Set exercise | Write out the records beneath this line exactly as they appear, minus any images.

Supplied material |
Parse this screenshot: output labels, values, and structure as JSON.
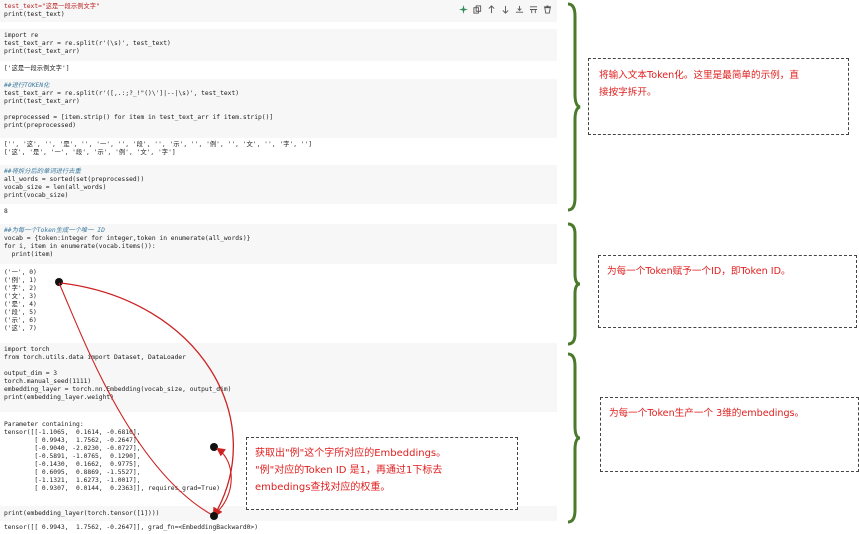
{
  "cells": [
    {
      "lines": [
        "test_text=\"这是一段示例文字\"",
        "print(test_text)"
      ]
    },
    {
      "lines": [
        "import re",
        "test_text_arr = re.split(r'(\\s)', test_text)",
        "print(test_text_arr)"
      ]
    },
    {
      "lines": [
        "##进行TOKEN化",
        "test_text_arr = re.split(r'([,.:;?_!\"()\\']|--|\\s)', test_text)",
        "print(test_text_arr)",
        "",
        "preprocessed = [item.strip() for item in test_text_arr if item.strip()]",
        "print(preprocessed)"
      ]
    },
    {
      "lines": [
        "##将拆分后的单词进行去重",
        "all_words = sorted(set(preprocessed))",
        "vocab_size = len(all_words)",
        "print(vocab_size)"
      ]
    },
    {
      "lines": [
        "##为每一个Token生成一个唯一 ID",
        "vocab = {token:integer for integer,token in enumerate(all_words)}",
        "for i, item in enumerate(vocab.items()):",
        "  print(item)"
      ]
    },
    {
      "lines": [
        "import torch",
        "from torch.utils.data import Dataset, DataLoader",
        "",
        "output_dim = 3",
        "torch.manual_seed(1111)",
        "embedding_layer = torch.nn.Embedding(vocab_size, output_dim)",
        "print(embedding_layer.weight)"
      ]
    },
    {
      "lines": [
        "print(embedding_layer(torch.tensor([1])))"
      ]
    }
  ],
  "outputs": [
    {
      "lines": [
        "['这是一段示例文字']"
      ]
    },
    {
      "lines": [
        "['', '这', '', '是', '', '一', '', '段', '', '示', '', '例', '', '文', '', '字', '']",
        "['这', '是', '一', '段', '示', '例', '文', '字']"
      ]
    },
    {
      "lines": [
        "8"
      ]
    },
    {
      "lines": [
        "('一', 0)",
        "('例', 1)",
        "('字', 2)",
        "('文', 3)",
        "('是', 4)",
        "('段', 5)",
        "('示', 6)",
        "('这', 7)"
      ]
    },
    {
      "lines": [
        "Parameter containing:",
        "tensor([[-1.1065,  0.1614, -0.6810],",
        "        [ 0.9943,  1.7562, -0.2647],",
        "        [-0.9040, -2.0230, -0.0727],",
        "        [-0.5891, -1.0765,  0.1290],",
        "        [-0.1430,  0.1662,  0.9775],",
        "        [ 0.6095,  0.8869, -1.5527],",
        "        [-1.1321,  1.6273, -1.0017],",
        "        [ 0.9307,  0.0144,  0.2363]], requires_grad=True)"
      ]
    },
    {
      "lines": [
        "tensor([[ 0.9943,  1.7562, -0.2647]], grad_fn=<EmbeddingBackward0>)"
      ]
    }
  ],
  "notes": {
    "note1": [
      "将输入文本Token化。这里是最简单的示例，直",
      "接按字拆开。"
    ],
    "note2": [
      "为每一个Token赋予一个ID，即Token ID。"
    ],
    "note3": [
      "为每一个Token生产一个 3维的embedings。"
    ],
    "note4": [
      "获取出\"例\"这个字所对应的Embeddings。",
      "\"例\"对应的Token ID 是1，再通过1下标去",
      "embedings查找对应的权重。"
    ]
  },
  "colors": {
    "annotation_text": "#e02020",
    "brace": "#4a7a2c",
    "arrow": "#cc2222"
  },
  "toolbar_icons": [
    "sparkle-icon",
    "copy-icon",
    "arrow-up-icon",
    "arrow-down-icon",
    "insert-icon",
    "split-icon",
    "trash-icon"
  ]
}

Exercise response |
Parse this screenshot: output labels, values, and structure as JSON.
{
  "cells": [
    {
      "lines": [
        "test_text=\"这是一段示例文字\"",
        "print(test_text)"
      ]
    },
    {
      "lines": [
        "import re",
        "test_text_arr = re.split(r'(\\s)', test_text)",
        "print(test_text_arr)"
      ]
    },
    {
      "lines": [
        "##进行TOKEN化",
        "test_text_arr = re.split(r'([,.:;?_!\"()\\']|--|\\s)', test_text)",
        "print(test_text_arr)",
        "",
        "preprocessed = [item.strip() for item in test_text_arr if item.strip()]",
        "print(preprocessed)"
      ]
    },
    {
      "lines": [
        "##将拆分后的单词进行去重",
        "all_words = sorted(set(preprocessed))",
        "vocab_size = len(all_words)",
        "print(vocab_size)"
      ]
    },
    {
      "lines": [
        "##为每一个Token生成一个唯一 ID",
        "vocab = {token:integer for integer,token in enumerate(all_words)}",
        "for i, item in enumerate(vocab.items()):",
        "  print(item)"
      ]
    },
    {
      "lines": [
        "import torch",
        "from torch.utils.data import Dataset, DataLoader",
        "",
        "output_dim = 3",
        "torch.manual_seed(1111)",
        "embedding_layer = torch.nn.Embedding(vocab_size, output_dim)",
        "print(embedding_layer.weight)"
      ]
    },
    {
      "lines": [
        "print(embedding_layer(torch.tensor([1])))"
      ]
    }
  ],
  "outputs": [
    {
      "lines": [
        "['这是一段示例文字']"
      ]
    },
    {
      "lines": [
        "['', '这', '', '是', '', '一', '', '段', '', '示', '', '例', '', '文', '', '字', '']",
        "['这', '是', '一', '段', '示', '例', '文', '字']"
      ]
    },
    {
      "lines": [
        "8"
      ]
    },
    {
      "lines": [
        "('一', 0)",
        "('例', 1)",
        "('字', 2)",
        "('文', 3)",
        "('是', 4)",
        "('段', 5)",
        "('示', 6)",
        "('这', 7)"
      ]
    },
    {
      "lines": [
        "Parameter containing:",
        "tensor([[-1.1065,  0.1614, -0.6810],",
        "        [ 0.9943,  1.7562, -0.2647],",
        "        [-0.9040, -2.0230, -0.0727],",
        "        [-0.5891, -1.0765,  0.1290],",
        "        [-0.1430,  0.1662,  0.9775],",
        "        [ 0.6095,  0.8869, -1.5527],",
        "        [-1.1321,  1.6273, -1.0017],",
        "        [ 0.9307,  0.0144,  0.2363]], requires_grad=True)"
      ]
    },
    {
      "lines": [
        "tensor([[ 0.9943,  1.7562, -0.2647]], grad_fn=<EmbeddingBackward0>)"
      ]
    }
  ],
  "notes": {
    "note1": [
      "将输入文本Token化。这里是最简单的示例，直",
      "接按字拆开。"
    ],
    "note2": [
      "为每一个Token赋予一个ID，即Token ID。"
    ],
    "note3": [
      "为每一个Token生产一个 3维的embedings。"
    ],
    "note4": [
      "获取出\"例\"这个字所对应的Embeddings。",
      "\"例\"对应的Token ID 是1，再通过1下标去",
      "embedings查找对应的权重。"
    ]
  },
  "colors": {
    "annotation_text": "#e02020",
    "brace": "#4a7a2c",
    "arrow": "#cc2222"
  },
  "toolbar_icons": [
    "sparkle-icon",
    "copy-icon",
    "arrow-up-icon",
    "arrow-down-icon",
    "insert-icon",
    "split-icon",
    "trash-icon"
  ]
}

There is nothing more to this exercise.